··· SUPPLIED INFORMATION

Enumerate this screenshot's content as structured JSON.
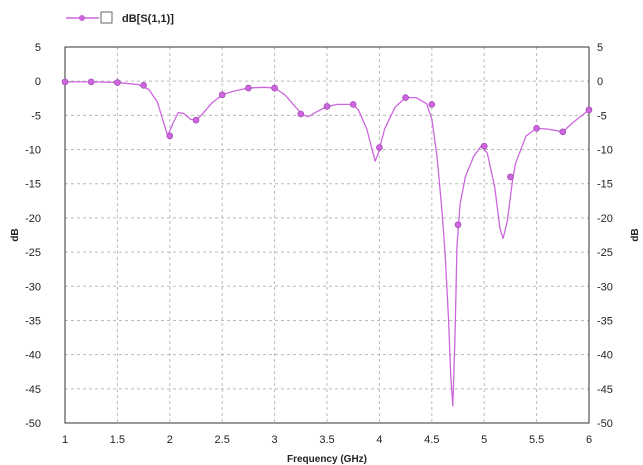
{
  "chart_data": {
    "type": "line",
    "xlabel": "Frequency (GHz)",
    "ylabel": "dB",
    "ylabel_right": "dB",
    "xlim": [
      1,
      6
    ],
    "ylim": [
      -50,
      5
    ],
    "x_ticks": [
      1,
      1.5,
      2,
      2.5,
      3,
      3.5,
      4,
      4.5,
      5,
      5.5,
      6
    ],
    "x_tick_labels": [
      "1",
      "1.5",
      "2",
      "2.5",
      "3",
      "3.5",
      "4",
      "4.5",
      "5",
      "5.5",
      "6"
    ],
    "y_ticks": [
      5,
      0,
      -5,
      -10,
      -15,
      -20,
      -25,
      -30,
      -35,
      -40,
      -45,
      -50
    ],
    "y_tick_labels": [
      "5",
      "0",
      "-5",
      "-10",
      "-15",
      "-20",
      "-25",
      "-30",
      "-35",
      "-40",
      "-45",
      "-50"
    ],
    "grid": true,
    "legend_position": "top-left",
    "series": [
      {
        "name": "dB[S(1,1)]",
        "color": "#cc66dd",
        "curve": [
          [
            1.0,
            -0.1
          ],
          [
            1.25,
            -0.1
          ],
          [
            1.5,
            -0.2
          ],
          [
            1.7,
            -0.5
          ],
          [
            1.8,
            -1.2
          ],
          [
            1.88,
            -3.0
          ],
          [
            1.95,
            -6.5
          ],
          [
            1.98,
            -8.0
          ],
          [
            2.03,
            -6.2
          ],
          [
            2.08,
            -4.6
          ],
          [
            2.13,
            -4.7
          ],
          [
            2.2,
            -5.6
          ],
          [
            2.25,
            -5.7
          ],
          [
            2.3,
            -5.0
          ],
          [
            2.4,
            -3.2
          ],
          [
            2.5,
            -2.0
          ],
          [
            2.6,
            -1.5
          ],
          [
            2.75,
            -1.0
          ],
          [
            2.9,
            -0.9
          ],
          [
            3.0,
            -1.0
          ],
          [
            3.1,
            -2.0
          ],
          [
            3.2,
            -3.8
          ],
          [
            3.27,
            -4.9
          ],
          [
            3.32,
            -5.2
          ],
          [
            3.4,
            -4.5
          ],
          [
            3.5,
            -3.7
          ],
          [
            3.6,
            -3.4
          ],
          [
            3.75,
            -3.4
          ],
          [
            3.8,
            -4.2
          ],
          [
            3.88,
            -7.0
          ],
          [
            3.93,
            -10.0
          ],
          [
            3.96,
            -11.7
          ],
          [
            3.99,
            -10.5
          ],
          [
            4.05,
            -7.0
          ],
          [
            4.15,
            -3.8
          ],
          [
            4.25,
            -2.4
          ],
          [
            4.35,
            -2.4
          ],
          [
            4.45,
            -3.3
          ],
          [
            4.5,
            -5.5
          ],
          [
            4.55,
            -11.0
          ],
          [
            4.6,
            -19.5
          ],
          [
            4.63,
            -26.0
          ],
          [
            4.66,
            -35.0
          ],
          [
            4.68,
            -43.0
          ],
          [
            4.7,
            -47.5
          ],
          [
            4.72,
            -38.0
          ],
          [
            4.74,
            -24.0
          ],
          [
            4.77,
            -18.0
          ],
          [
            4.82,
            -14.0
          ],
          [
            4.9,
            -11.0
          ],
          [
            4.97,
            -9.5
          ],
          [
            5.03,
            -10.5
          ],
          [
            5.1,
            -15.5
          ],
          [
            5.15,
            -21.5
          ],
          [
            5.18,
            -23.0
          ],
          [
            5.22,
            -20.5
          ],
          [
            5.27,
            -14.5
          ],
          [
            5.3,
            -12.0
          ],
          [
            5.4,
            -8.0
          ],
          [
            5.5,
            -6.9
          ],
          [
            5.6,
            -7.0
          ],
          [
            5.75,
            -7.4
          ],
          [
            5.85,
            -6.0
          ],
          [
            6.0,
            -4.2
          ]
        ],
        "markers": [
          [
            1.0,
            -0.1
          ],
          [
            1.25,
            -0.1
          ],
          [
            1.5,
            -0.2
          ],
          [
            1.75,
            -0.6
          ],
          [
            2.0,
            -8.0
          ],
          [
            2.25,
            -5.7
          ],
          [
            2.5,
            -2.0
          ],
          [
            2.75,
            -1.0
          ],
          [
            3.0,
            -1.0
          ],
          [
            3.25,
            -4.8
          ],
          [
            3.5,
            -3.7
          ],
          [
            3.75,
            -3.4
          ],
          [
            4.0,
            -9.7
          ],
          [
            4.25,
            -2.4
          ],
          [
            4.5,
            -3.4
          ],
          [
            4.75,
            -21.0
          ],
          [
            5.0,
            -9.5
          ],
          [
            5.25,
            -14.0
          ],
          [
            5.5,
            -6.9
          ],
          [
            5.75,
            -7.4
          ],
          [
            6.0,
            -4.2
          ]
        ]
      }
    ]
  }
}
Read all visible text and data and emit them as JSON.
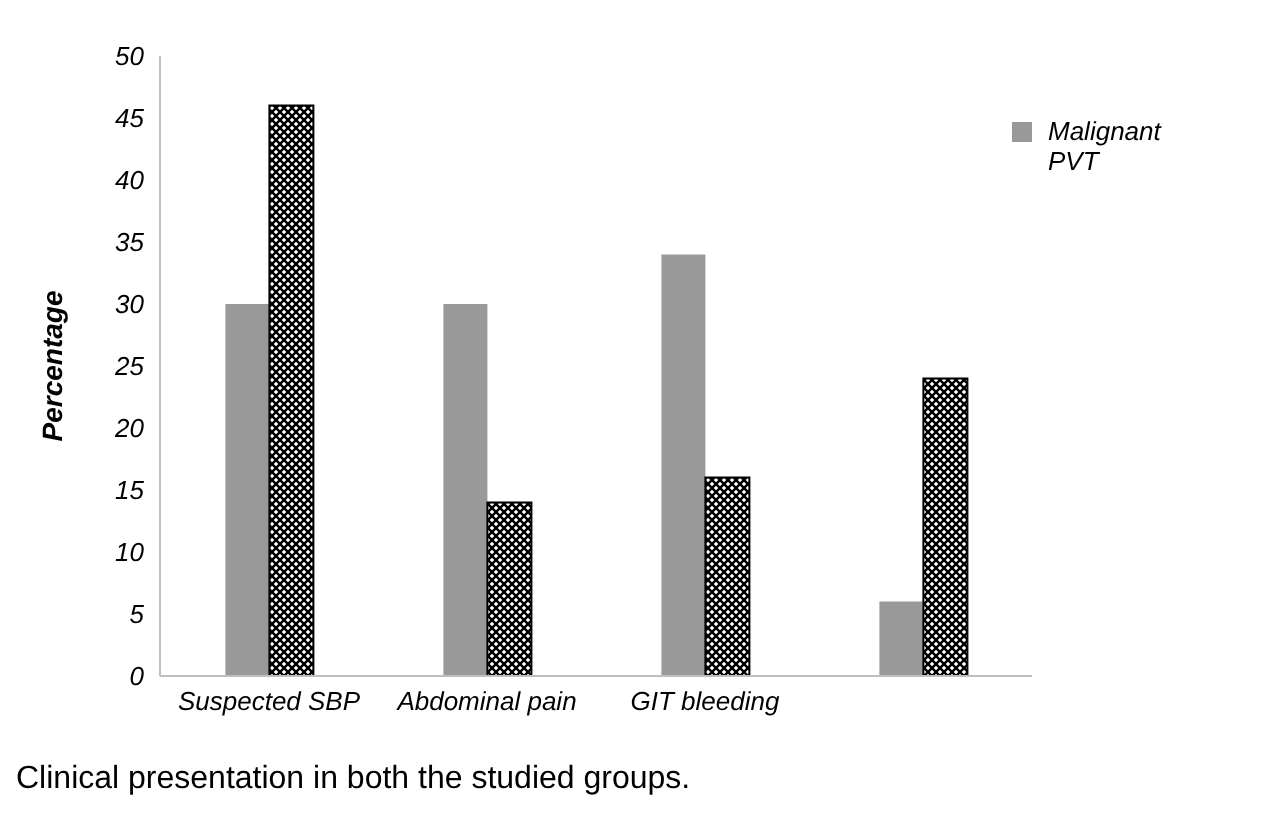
{
  "chart_data": {
    "type": "bar",
    "ylabel": "Percentage",
    "categories": [
      "Suspected SBP",
      "Abdominal pain",
      "GIT bleeding",
      null
    ],
    "series": [
      {
        "name": "Malignant PVT",
        "color": "#999999",
        "values": [
          30,
          30,
          34,
          6
        ]
      },
      {
        "color": "#000000",
        "values": [
          46,
          14,
          16,
          24
        ]
      }
    ],
    "ylim": [
      0,
      50
    ],
    "yticks": [
      0,
      5,
      10,
      15,
      20,
      25,
      30,
      35,
      40,
      45,
      50
    ],
    "legend": "top right",
    "annotations": [
      "Clinical presentation in both the studied groups."
    ]
  }
}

······

Transcribe every record above exactly, leaving out the pictures.

Enumerate this screenshot's content as structured JSON.
{
  "chart_data": {
    "type": "line",
    "xlabel": "Frequency (GHz)",
    "ylabel": "dB",
    "ylabel_right": "dB",
    "xlim": [
      1,
      6
    ],
    "ylim": [
      -50,
      5
    ],
    "x_ticks": [
      1,
      1.5,
      2,
      2.5,
      3,
      3.5,
      4,
      4.5,
      5,
      5.5,
      6
    ],
    "x_tick_labels": [
      "1",
      "1.5",
      "2",
      "2.5",
      "3",
      "3.5",
      "4",
      "4.5",
      "5",
      "5.5",
      "6"
    ],
    "y_ticks": [
      5,
      0,
      -5,
      -10,
      -15,
      -20,
      -25,
      -30,
      -35,
      -40,
      -45,
      -50
    ],
    "y_tick_labels": [
      "5",
      "0",
      "-5",
      "-10",
      "-15",
      "-20",
      "-25",
      "-30",
      "-35",
      "-40",
      "-45",
      "-50"
    ],
    "grid": true,
    "legend_position": "top-left",
    "series": [
      {
        "name": "dB[S(1,1)]",
        "color": "#cc66dd",
        "curve": [
          [
            1.0,
            -0.1
          ],
          [
            1.25,
            -0.1
          ],
          [
            1.5,
            -0.2
          ],
          [
            1.7,
            -0.5
          ],
          [
            1.8,
            -1.2
          ],
          [
            1.88,
            -3.0
          ],
          [
            1.95,
            -6.5
          ],
          [
            1.98,
            -8.0
          ],
          [
            2.03,
            -6.2
          ],
          [
            2.08,
            -4.6
          ],
          [
            2.13,
            -4.7
          ],
          [
            2.2,
            -5.6
          ],
          [
            2.25,
            -5.7
          ],
          [
            2.3,
            -5.0
          ],
          [
            2.4,
            -3.2
          ],
          [
            2.5,
            -2.0
          ],
          [
            2.6,
            -1.5
          ],
          [
            2.75,
            -1.0
          ],
          [
            2.9,
            -0.9
          ],
          [
            3.0,
            -1.0
          ],
          [
            3.1,
            -2.0
          ],
          [
            3.2,
            -3.8
          ],
          [
            3.27,
            -4.9
          ],
          [
            3.32,
            -5.2
          ],
          [
            3.4,
            -4.5
          ],
          [
            3.5,
            -3.7
          ],
          [
            3.6,
            -3.4
          ],
          [
            3.75,
            -3.4
          ],
          [
            3.8,
            -4.2
          ],
          [
            3.88,
            -7.0
          ],
          [
            3.93,
            -10.0
          ],
          [
            3.96,
            -11.7
          ],
          [
            3.99,
            -10.5
          ],
          [
            4.05,
            -7.0
          ],
          [
            4.15,
            -3.8
          ],
          [
            4.25,
            -2.4
          ],
          [
            4.35,
            -2.4
          ],
          [
            4.45,
            -3.3
          ],
          [
            4.5,
            -5.5
          ],
          [
            4.55,
            -11.0
          ],
          [
            4.6,
            -19.5
          ],
          [
            4.63,
            -26.0
          ],
          [
            4.66,
            -35.0
          ],
          [
            4.68,
            -43.0
          ],
          [
            4.7,
            -47.5
          ],
          [
            4.72,
            -38.0
          ],
          [
            4.74,
            -24.0
          ],
          [
            4.77,
            -18.0
          ],
          [
            4.82,
            -14.0
          ],
          [
            4.9,
            -11.0
          ],
          [
            4.97,
            -9.5
          ],
          [
            5.03,
            -10.5
          ],
          [
            5.1,
            -15.5
          ],
          [
            5.15,
            -21.5
          ],
          [
            5.18,
            -23.0
          ],
          [
            5.22,
            -20.5
          ],
          [
            5.27,
            -14.5
          ],
          [
            5.3,
            -12.0
          ],
          [
            5.4,
            -8.0
          ],
          [
            5.5,
            -6.9
          ],
          [
            5.6,
            -7.0
          ],
          [
            5.75,
            -7.4
          ],
          [
            5.85,
            -6.0
          ],
          [
            6.0,
            -4.2
          ]
        ],
        "markers": [
          [
            1.0,
            -0.1
          ],
          [
            1.25,
            -0.1
          ],
          [
            1.5,
            -0.2
          ],
          [
            1.75,
            -0.6
          ],
          [
            2.0,
            -8.0
          ],
          [
            2.25,
            -5.7
          ],
          [
            2.5,
            -2.0
          ],
          [
            2.75,
            -1.0
          ],
          [
            3.0,
            -1.0
          ],
          [
            3.25,
            -4.8
          ],
          [
            3.5,
            -3.7
          ],
          [
            3.75,
            -3.4
          ],
          [
            4.0,
            -9.7
          ],
          [
            4.25,
            -2.4
          ],
          [
            4.5,
            -3.4
          ],
          [
            4.75,
            -21.0
          ],
          [
            5.0,
            -9.5
          ],
          [
            5.25,
            -14.0
          ],
          [
            5.5,
            -6.9
          ],
          [
            5.75,
            -7.4
          ],
          [
            6.0,
            -4.2
          ]
        ]
      }
    ]
  }
}
Read all visible text and data and emit them as JSON.
{
  "chart_data": {
    "type": "bar",
    "ylabel": "Percentage",
    "categories": [
      "Suspected SBP",
      "Abdominal pain",
      "GIT bleeding",
      null
    ],
    "series": [
      {
        "name": "Malignant PVT",
        "color": "#999999",
        "values": [
          30,
          30,
          34,
          6
        ]
      },
      {
        "color": "#000000",
        "values": [
          46,
          14,
          16,
          24
        ]
      }
    ],
    "ylim": [
      0,
      50
    ],
    "yticks": [
      0,
      5,
      10,
      15,
      20,
      25,
      30,
      35,
      40,
      45,
      50
    ],
    "legend": "top right",
    "annotations": [
      "Clinical presentation in both the studied groups."
    ]
  }
}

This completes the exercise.